Enoxaparin dosing and associated risk of in-hospital bleeding and death in patients with non-ST-segment elevation acute coronary syndromes

Background: The efficacy of enoxaparin sodium in non ST-segment elevation acute coronary syndromes is well established; however, concerns remain regarding bleeding risk. The extent to which bleeding risk is attributable to excess dosing of enoxaparin is unclear. Methods: Using data from the CRUSADE (Can Rapid Risk Stratification of Unstable Angina Patients Suppress Adverse Outcomes With Early Implementation of the ACC/AHA Guidelines) National Quality Improvement Initiative, we determined the frequency of administration of excess (> 10 mg above the recommended dose), lower-than-recommended (> 10mg below the recommended dose), and recommended doses of enoxaparin. We also determined unadjusted and adjusted risks of in-hospital major bleeding and death associated with excess and lower-than-recommended doses of enoxaparin. Results: Of 10 687 patients, 2002 (18.7%) received an excess dose and 3116 (29.2%) received a lower-than-recommended dose of enoxaparin. Patients receiving excess doses were older (median age, 78 vs 66 years), smaller (median body mass index [calculated as weight in kilograms divided by height in meters squared], 26.2 vs 27.8), and more likely to be female (59.5% vs 38.2%) than patients receiving recommended doses (P <. 001 for all). After adjustment for baseline characteristics, an excess dose was significantly associated with major bleeding (odds ratio, 1.43; 95% confidence interval [CI], 1.18-1.75) and death (odds ratio, 1.35; 95% CI, 1.03-1.77) compared with a recommended dose. A lower-than-recommended dose was not associated with major bleeding (odds ratio, 1.01; 95% CI, 0.84-1.21), but there was a trend toward higher mortality (odds ratio, 1.25; 95% CI, 0.93-1.68). Conclusions: Almost half the patients treated with enoxaparin did not receive a recommended dose and had worse outcomes, especially those receiving an excess dose. Improved adherence to the recommended dose could substantially improve the safety profile of enoxaparin.

....

## [ASSIGNMENT]
How does the enoxaparin dosing abstract define an excess dose?

## [INFORMATION SHOWN]
....

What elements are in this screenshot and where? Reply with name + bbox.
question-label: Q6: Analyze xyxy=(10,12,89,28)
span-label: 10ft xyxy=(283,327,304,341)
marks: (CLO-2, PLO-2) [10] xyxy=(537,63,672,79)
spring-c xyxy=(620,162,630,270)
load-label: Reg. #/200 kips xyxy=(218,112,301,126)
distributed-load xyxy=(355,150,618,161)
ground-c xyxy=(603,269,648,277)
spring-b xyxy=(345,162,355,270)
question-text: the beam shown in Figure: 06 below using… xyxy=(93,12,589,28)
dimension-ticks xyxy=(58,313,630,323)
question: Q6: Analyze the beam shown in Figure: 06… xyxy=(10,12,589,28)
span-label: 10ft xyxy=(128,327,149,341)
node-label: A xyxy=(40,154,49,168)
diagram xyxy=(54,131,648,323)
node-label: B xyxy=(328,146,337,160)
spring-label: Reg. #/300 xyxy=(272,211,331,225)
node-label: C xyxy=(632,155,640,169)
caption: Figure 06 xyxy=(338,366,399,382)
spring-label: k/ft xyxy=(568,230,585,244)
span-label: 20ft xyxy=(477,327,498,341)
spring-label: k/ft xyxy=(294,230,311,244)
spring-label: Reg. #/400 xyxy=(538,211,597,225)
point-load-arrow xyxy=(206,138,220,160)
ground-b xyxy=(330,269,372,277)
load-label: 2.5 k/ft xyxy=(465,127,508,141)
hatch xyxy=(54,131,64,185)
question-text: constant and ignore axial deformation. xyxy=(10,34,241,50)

....

## [ANSWER BOX]
More than 10 mg above the recommended dose.